▶ [WHAT NEEDS TO BE DONE] For this exercise, repeat all of the material verbatim apart from its images.

>> START

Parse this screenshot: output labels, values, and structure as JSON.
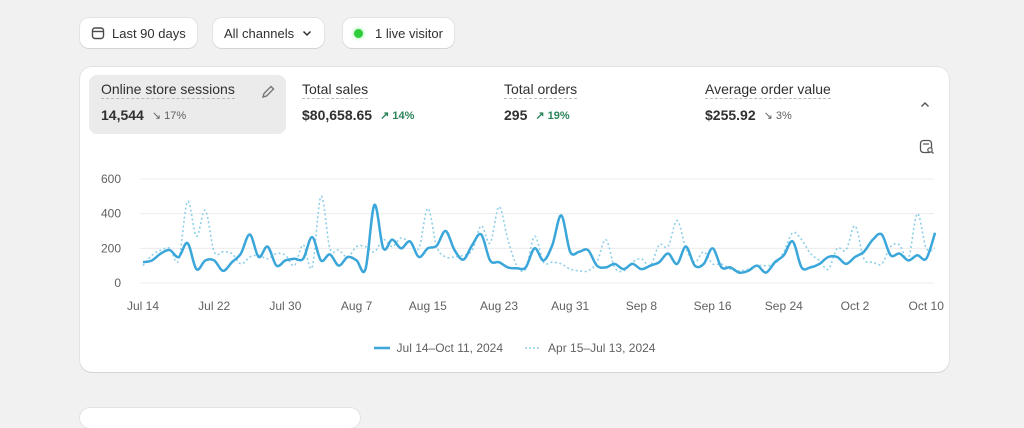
{
  "toolbar": {
    "date_range": "Last 90 days",
    "channels": "All channels",
    "live": "1 live visitor"
  },
  "metrics": [
    {
      "title": "Online store sessions",
      "value": "14,544",
      "change": "17%",
      "direction": "down"
    },
    {
      "title": "Total sales",
      "value": "$80,658.65",
      "change": "14%",
      "direction": "up"
    },
    {
      "title": "Total orders",
      "value": "295",
      "change": "19%",
      "direction": "up"
    },
    {
      "title": "Average order value",
      "value": "$255.92",
      "change": "3%",
      "direction": "down"
    }
  ],
  "colors": {
    "current": "#3aa6d9",
    "previous": "#8fcfe8",
    "live_dot": "#2ece3a",
    "up": "#29845a"
  },
  "chart_data": {
    "type": "line",
    "ylim": [
      0,
      600
    ],
    "yticks": [
      "0",
      "200",
      "400",
      "600"
    ],
    "xticks": [
      "Jul 14",
      "Jul 22",
      "Jul 30",
      "Aug 7",
      "Aug 15",
      "Aug 23",
      "Aug 31",
      "Sep 8",
      "Sep 16",
      "Sep 24",
      "Oct 2",
      "Oct 10"
    ],
    "grid": true,
    "legend": "bottom",
    "series": [
      {
        "name": "Jul 14–Oct 11, 2024",
        "style": "solid",
        "values": [
          120,
          130,
          170,
          190,
          150,
          230,
          80,
          130,
          130,
          70,
          120,
          170,
          280,
          150,
          210,
          100,
          130,
          140,
          140,
          265,
          130,
          165,
          100,
          150,
          130,
          80,
          450,
          200,
          250,
          200,
          240,
          150,
          200,
          215,
          300,
          190,
          135,
          220,
          280,
          130,
          120,
          90,
          85,
          90,
          200,
          130,
          220,
          390,
          180,
          180,
          190,
          100,
          90,
          110,
          80,
          110,
          80,
          100,
          120,
          170,
          110,
          210,
          100,
          110,
          200,
          90,
          90,
          60,
          70,
          100,
          60,
          120,
          160,
          240,
          90,
          90,
          110,
          150,
          150,
          110,
          150,
          180,
          250,
          280,
          160,
          170,
          130,
          160,
          140,
          290
        ]
      },
      {
        "name": "Apr 15–Jul 13, 2024",
        "style": "dotted",
        "values": [
          100,
          160,
          190,
          200,
          130,
          470,
          270,
          420,
          180,
          180,
          170,
          110,
          150,
          160,
          140,
          170,
          160,
          100,
          220,
          90,
          500,
          200,
          190,
          150,
          210,
          210,
          180,
          250,
          210,
          260,
          230,
          200,
          430,
          210,
          150,
          150,
          160,
          190,
          330,
          230,
          440,
          250,
          100,
          80,
          270,
          120,
          120,
          110,
          80,
          70,
          70,
          120,
          250,
          90,
          70,
          120,
          140,
          100,
          220,
          210,
          360,
          200,
          120,
          180,
          110,
          110,
          80,
          70,
          80,
          100,
          100,
          110,
          180,
          290,
          250,
          170,
          130,
          80,
          200,
          190,
          330,
          140,
          120,
          110,
          210,
          220,
          140,
          400,
          200,
          200
        ]
      }
    ]
  }
}
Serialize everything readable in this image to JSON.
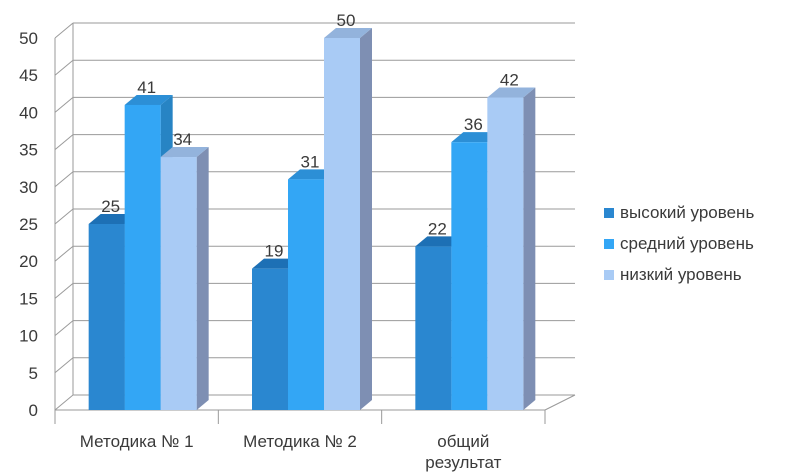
{
  "chart_data": {
    "type": "bar",
    "categories": [
      [
        "Методика № 1"
      ],
      [
        "Методика № 2"
      ],
      [
        "общий",
        "результат"
      ]
    ],
    "series": [
      {
        "name": "высокий уровень",
        "values": [
          25,
          19,
          22
        ],
        "color": "#2a87d0",
        "side_color": "#1f66a0",
        "top_color": "#1d70b5"
      },
      {
        "name": "средний уровень",
        "values": [
          41,
          31,
          36
        ],
        "color": "#33a6f5",
        "side_color": "#2784c4",
        "top_color": "#2c8fd6"
      },
      {
        "name": "низкий уровень",
        "values": [
          34,
          50,
          42
        ],
        "color": "#a9cbf5",
        "side_color": "#7e8fb3",
        "top_color": "#93b3dc"
      }
    ],
    "ylim": [
      0,
      50
    ],
    "yticks": [
      0,
      5,
      10,
      15,
      20,
      25,
      30,
      35,
      40,
      45,
      50
    ],
    "grid": true,
    "legend_position": "right",
    "three_d": true
  }
}
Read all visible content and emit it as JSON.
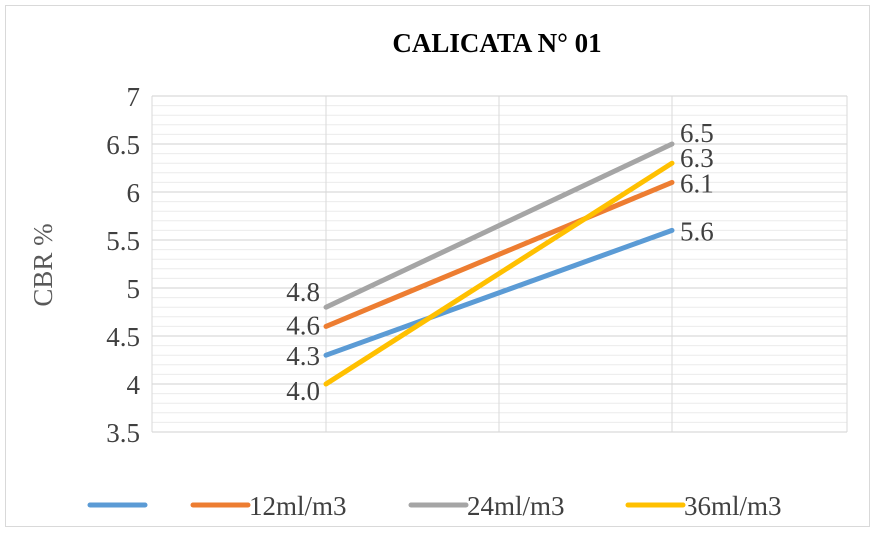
{
  "chart_data": {
    "type": "line",
    "title": "CALICATA N° 01",
    "xlabel": "",
    "ylabel": "CBR %",
    "ylim": [
      3.5,
      7
    ],
    "y_ticks": [
      "3.5",
      "4",
      "4.5",
      "5",
      "5.5",
      "6",
      "6.5",
      "7"
    ],
    "categories": [
      "",
      ""
    ],
    "grid": true,
    "legend_position": "bottom",
    "series": [
      {
        "name": "",
        "color": "#5b9bd5",
        "values": [
          4.3,
          5.6
        ],
        "labels": [
          "4.3",
          "5.6"
        ]
      },
      {
        "name": "12ml/m3",
        "color": "#ed7d31",
        "values": [
          4.6,
          6.1
        ],
        "labels": [
          "4.6",
          "6.1"
        ]
      },
      {
        "name": "24ml/m3",
        "color": "#a5a5a5",
        "values": [
          4.8,
          6.5
        ],
        "labels": [
          "4.8",
          "6.5"
        ]
      },
      {
        "name": "36ml/m3",
        "color": "#ffc000",
        "values": [
          4.0,
          6.3
        ],
        "labels": [
          "4.0",
          "6.3"
        ]
      }
    ]
  }
}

>> END

▶ [ANSWER TO THE PROBLEM]
Parse this screenshot: output labels, values, and structure as JSON.
{
  "toolbar": {
    "date_range": "Last 90 days",
    "channels": "All channels",
    "live": "1 live visitor"
  },
  "metrics": [
    {
      "title": "Online store sessions",
      "value": "14,544",
      "change": "17%",
      "direction": "down"
    },
    {
      "title": "Total sales",
      "value": "$80,658.65",
      "change": "14%",
      "direction": "up"
    },
    {
      "title": "Total orders",
      "value": "295",
      "change": "19%",
      "direction": "up"
    },
    {
      "title": "Average order value",
      "value": "$255.92",
      "change": "3%",
      "direction": "down"
    }
  ],
  "colors": {
    "current": "#3aa6d9",
    "previous": "#8fcfe8",
    "live_dot": "#2ece3a",
    "up": "#29845a"
  },
  "chart_data": {
    "type": "line",
    "ylim": [
      0,
      600
    ],
    "yticks": [
      "0",
      "200",
      "400",
      "600"
    ],
    "xticks": [
      "Jul 14",
      "Jul 22",
      "Jul 30",
      "Aug 7",
      "Aug 15",
      "Aug 23",
      "Aug 31",
      "Sep 8",
      "Sep 16",
      "Sep 24",
      "Oct 2",
      "Oct 10"
    ],
    "grid": true,
    "legend": "bottom",
    "series": [
      {
        "name": "Jul 14–Oct 11, 2024",
        "style": "solid",
        "values": [
          120,
          130,
          170,
          190,
          150,
          230,
          80,
          130,
          130,
          70,
          120,
          170,
          280,
          150,
          210,
          100,
          130,
          140,
          140,
          265,
          130,
          165,
          100,
          150,
          130,
          80,
          450,
          200,
          250,
          200,
          240,
          150,
          200,
          215,
          300,
          190,
          135,
          220,
          280,
          130,
          120,
          90,
          85,
          90,
          200,
          130,
          220,
          390,
          180,
          180,
          190,
          100,
          90,
          110,
          80,
          110,
          80,
          100,
          120,
          170,
          110,
          210,
          100,
          110,
          200,
          90,
          90,
          60,
          70,
          100,
          60,
          120,
          160,
          240,
          90,
          90,
          110,
          150,
          150,
          110,
          150,
          180,
          250,
          280,
          160,
          170,
          130,
          160,
          140,
          290
        ]
      },
      {
        "name": "Apr 15–Jul 13, 2024",
        "style": "dotted",
        "values": [
          100,
          160,
          190,
          200,
          130,
          470,
          270,
          420,
          180,
          180,
          170,
          110,
          150,
          160,
          140,
          170,
          160,
          100,
          220,
          90,
          500,
          200,
          190,
          150,
          210,
          210,
          180,
          250,
          210,
          260,
          230,
          200,
          430,
          210,
          150,
          150,
          160,
          190,
          330,
          230,
          440,
          250,
          100,
          80,
          270,
          120,
          120,
          110,
          80,
          70,
          70,
          120,
          250,
          90,
          70,
          120,
          140,
          100,
          220,
          210,
          360,
          200,
          120,
          180,
          110,
          110,
          80,
          70,
          80,
          100,
          100,
          110,
          180,
          290,
          250,
          170,
          130,
          80,
          200,
          190,
          330,
          140,
          120,
          110,
          210,
          220,
          140,
          400,
          200,
          200
        ]
      }
    ]
  }
}
Serialize everything readable in this image to JSON.
{
  "chart_data": {
    "type": "bar",
    "categories": [
      [
        "Методика № 1"
      ],
      [
        "Методика № 2"
      ],
      [
        "общий",
        "результат"
      ]
    ],
    "series": [
      {
        "name": "высокий уровень",
        "values": [
          25,
          19,
          22
        ],
        "color": "#2a87d0",
        "side_color": "#1f66a0",
        "top_color": "#1d70b5"
      },
      {
        "name": "средний уровень",
        "values": [
          41,
          31,
          36
        ],
        "color": "#33a6f5",
        "side_color": "#2784c4",
        "top_color": "#2c8fd6"
      },
      {
        "name": "низкий уровень",
        "values": [
          34,
          50,
          42
        ],
        "color": "#a9cbf5",
        "side_color": "#7e8fb3",
        "top_color": "#93b3dc"
      }
    ],
    "ylim": [
      0,
      50
    ],
    "yticks": [
      0,
      5,
      10,
      15,
      20,
      25,
      30,
      35,
      40,
      45,
      50
    ],
    "grid": true,
    "legend_position": "right",
    "three_d": true
  }
}
Read all visible content and emit it as JSON.
{
  "chart_data": {
    "type": "line",
    "title": "CALICATA N° 01",
    "xlabel": "",
    "ylabel": "CBR %",
    "ylim": [
      3.5,
      7
    ],
    "y_ticks": [
      "3.5",
      "4",
      "4.5",
      "5",
      "5.5",
      "6",
      "6.5",
      "7"
    ],
    "categories": [
      "",
      ""
    ],
    "grid": true,
    "legend_position": "bottom",
    "series": [
      {
        "name": "",
        "color": "#5b9bd5",
        "values": [
          4.3,
          5.6
        ],
        "labels": [
          "4.3",
          "5.6"
        ]
      },
      {
        "name": "12ml/m3",
        "color": "#ed7d31",
        "values": [
          4.6,
          6.1
        ],
        "labels": [
          "4.6",
          "6.1"
        ]
      },
      {
        "name": "24ml/m3",
        "color": "#a5a5a5",
        "values": [
          4.8,
          6.5
        ],
        "labels": [
          "4.8",
          "6.5"
        ]
      },
      {
        "name": "36ml/m3",
        "color": "#ffc000",
        "values": [
          4.0,
          6.3
        ],
        "labels": [
          "4.0",
          "6.3"
        ]
      }
    ]
  }
}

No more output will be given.